Items from a figure collection:

━━━━

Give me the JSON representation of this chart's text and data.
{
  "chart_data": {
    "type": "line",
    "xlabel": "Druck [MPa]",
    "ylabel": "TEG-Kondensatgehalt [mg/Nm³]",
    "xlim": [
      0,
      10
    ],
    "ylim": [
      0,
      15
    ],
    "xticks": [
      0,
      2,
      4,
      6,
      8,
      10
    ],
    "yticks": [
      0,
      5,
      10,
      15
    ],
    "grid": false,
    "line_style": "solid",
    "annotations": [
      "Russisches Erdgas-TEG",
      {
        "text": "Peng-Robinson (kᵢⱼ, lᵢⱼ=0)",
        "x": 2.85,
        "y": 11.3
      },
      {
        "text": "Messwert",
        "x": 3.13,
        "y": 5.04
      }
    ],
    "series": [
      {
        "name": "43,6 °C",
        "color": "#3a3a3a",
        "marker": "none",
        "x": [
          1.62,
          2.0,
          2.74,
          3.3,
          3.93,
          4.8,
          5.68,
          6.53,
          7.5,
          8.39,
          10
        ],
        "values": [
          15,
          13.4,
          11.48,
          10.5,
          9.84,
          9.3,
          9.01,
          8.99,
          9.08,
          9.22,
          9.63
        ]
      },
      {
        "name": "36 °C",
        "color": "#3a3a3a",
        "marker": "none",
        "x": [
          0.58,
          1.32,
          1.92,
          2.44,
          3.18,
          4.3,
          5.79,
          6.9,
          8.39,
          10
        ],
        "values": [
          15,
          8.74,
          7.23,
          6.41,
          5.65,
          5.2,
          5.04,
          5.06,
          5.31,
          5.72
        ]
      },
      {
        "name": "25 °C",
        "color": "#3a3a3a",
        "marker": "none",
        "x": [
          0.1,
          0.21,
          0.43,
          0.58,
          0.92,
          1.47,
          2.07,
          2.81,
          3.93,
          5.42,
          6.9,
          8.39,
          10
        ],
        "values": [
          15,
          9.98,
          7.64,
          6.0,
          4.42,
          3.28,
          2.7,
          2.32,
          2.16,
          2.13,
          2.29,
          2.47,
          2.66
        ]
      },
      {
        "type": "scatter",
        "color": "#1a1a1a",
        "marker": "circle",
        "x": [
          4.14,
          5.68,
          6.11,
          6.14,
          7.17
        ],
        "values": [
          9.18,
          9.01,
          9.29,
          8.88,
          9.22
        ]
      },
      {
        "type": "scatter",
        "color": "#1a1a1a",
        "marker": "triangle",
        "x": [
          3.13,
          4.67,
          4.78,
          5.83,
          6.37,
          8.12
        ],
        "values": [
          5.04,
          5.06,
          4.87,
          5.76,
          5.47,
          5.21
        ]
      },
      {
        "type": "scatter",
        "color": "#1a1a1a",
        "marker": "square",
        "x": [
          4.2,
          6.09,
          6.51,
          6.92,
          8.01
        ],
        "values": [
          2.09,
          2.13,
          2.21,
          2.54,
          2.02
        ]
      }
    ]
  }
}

━━━━

**WHAT IS NEEDED:**
Write out every record, exactly as written.

**SOLUTION:**
Give me the JSON representation of this chart's text and data.
{
  "chart_data": {
    "type": "line",
    "xlabel": "Druck [MPa]",
    "ylabel": "TEG-Kondensatgehalt [mg/Nm³]",
    "xlim": [
      0,
      10
    ],
    "ylim": [
      0,
      15
    ],
    "xticks": [
      0,
      2,
      4,
      6,
      8,
      10
    ],
    "yticks": [
      0,
      5,
      10,
      15
    ],
    "grid": false,
    "line_style": "solid",
    "annotations": [
      "Russisches Erdgas-TEG",
      {
        "text": "Peng-Robinson (kᵢⱼ, lᵢⱼ=0)",
        "x": 2.85,
        "y": 11.3
      },
      {
        "text": "Messwert",
        "x": 3.13,
        "y": 5.04
      }
    ],
    "series": [
      {
        "name": "43,6 °C",
        "color": "#3a3a3a",
        "marker": "none",
        "x": [
          1.62,
          2.0,
          2.74,
          3.3,
          3.93,
          4.8,
          5.68,
          6.53,
          7.5,
          8.39,
          10
        ],
        "values": [
          15,
          13.4,
          11.48,
          10.5,
          9.84,
          9.3,
          9.01,
          8.99,
          9.08,
          9.22,
          9.63
        ]
      },
      {
        "name": "36 °C",
        "color": "#3a3a3a",
        "marker": "none",
        "x": [
          0.58,
          1.32,
          1.92,
          2.44,
          3.18,
          4.3,
          5.79,
          6.9,
          8.39,
          10
        ],
        "values": [
          15,
          8.74,
          7.23,
          6.41,
          5.65,
          5.2,
          5.04,
          5.06,
          5.31,
          5.72
        ]
      },
      {
        "name": "25 °C",
        "color": "#3a3a3a",
        "marker": "none",
        "x": [
          0.1,
          0.21,
          0.43,
          0.58,
          0.92,
          1.47,
          2.07,
          2.81,
          3.93,
          5.42,
          6.9,
          8.39,
          10
        ],
        "values": [
          15,
          9.98,
          7.64,
          6.0,
          4.42,
          3.28,
          2.7,
          2.32,
          2.16,
          2.13,
          2.29,
          2.47,
          2.66
        ]
      },
      {
        "type": "scatter",
        "color": "#1a1a1a",
        "marker": "circle",
        "x": [
          4.14,
          5.68,
          6.11,
          6.14,
          7.17
        ],
        "values": [
          9.18,
          9.01,
          9.29,
          8.88,
          9.22
        ]
      },
      {
        "type": "scatter",
        "color": "#1a1a1a",
        "marker": "triangle",
        "x": [
          3.13,
          4.67,
          4.78,
          5.83,
          6.37,
          8.12
        ],
        "values": [
          5.04,
          5.06,
          4.87,
          5.76,
          5.47,
          5.21
        ]
      },
      {
        "type": "scatter",
        "color": "#1a1a1a",
        "marker": "square",
        "x": [
          4.2,
          6.09,
          6.51,
          6.92,
          8.01
        ],
        "values": [
          2.09,
          2.13,
          2.21,
          2.54,
          2.02
        ]
      }
    ]
  }
}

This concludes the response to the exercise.